[Start of Information supplied]
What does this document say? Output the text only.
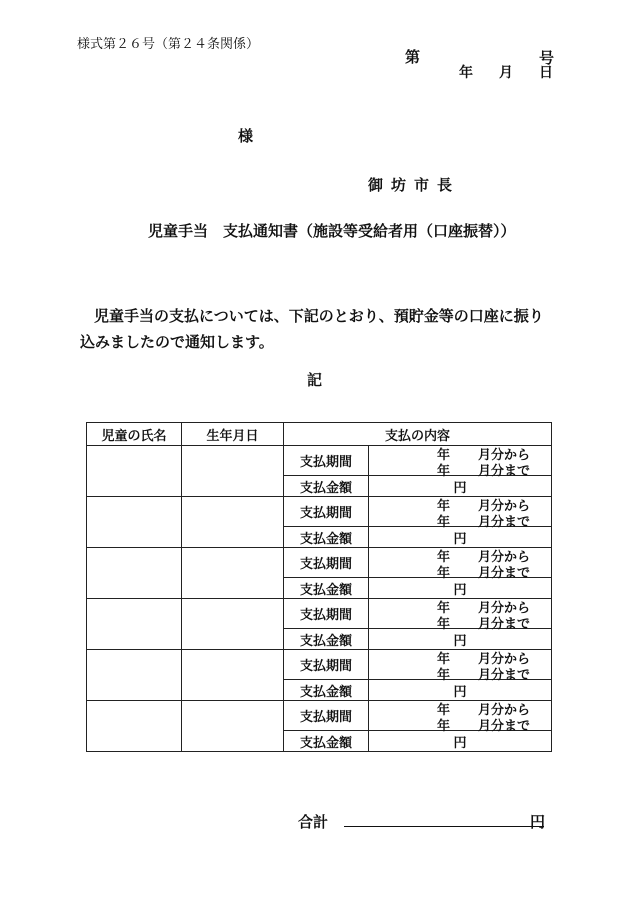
様式第２６号（第２４条関係）
第	号
年 月 日
様
御坊市長
児童手当　支払通知書（施設等受給者用（口座振替））
児童手当の支払については、下記のとおり、預貯金等の口座に振り込みましたので通知します。
記
児童の氏名	生年月日	支払の内容	
		支払期間	年 月分から
年 月分まで

		支払金額	円
		支払期間	年 月分から
年 月分まで

		支払金額	円
		支払期間	年 月分から
年 月分まで

		支払金額	円
		支払期間	年 月分から
年 月分まで

		支払金額	円
		支払期間	年 月分から
年 月分まで

		支払金額	円
		支払期間	年 月分から
年 月分まで

		支払金額	円
合計	円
[End of Information supplied]
_The task_:
All entries are to be retyped exactly. Omit any embedded images.

_Response to the task_:
What does this document say? Output the text only.
様式第２６号（第２４条関係）
第	号
年 月 日
様
御坊市長
児童手当　支払通知書（施設等受給者用（口座振替））
児童手当の支払については、下記のとおり、預貯金等の口座に振り込みましたので通知します。
記
児童の氏名	生年月日	支払の内容	
		支払期間	年 月分から
年 月分まで

		支払金額	円
		支払期間	年 月分から
年 月分まで

		支払金額	円
		支払期間	年 月分から
年 月分まで

		支払金額	円
		支払期間	年 月分から
年 月分まで

		支払金額	円
		支払期間	年 月分から
年 月分まで

		支払金額	円
		支払期間	年 月分から
年 月分まで

		支払金額	円
合計	円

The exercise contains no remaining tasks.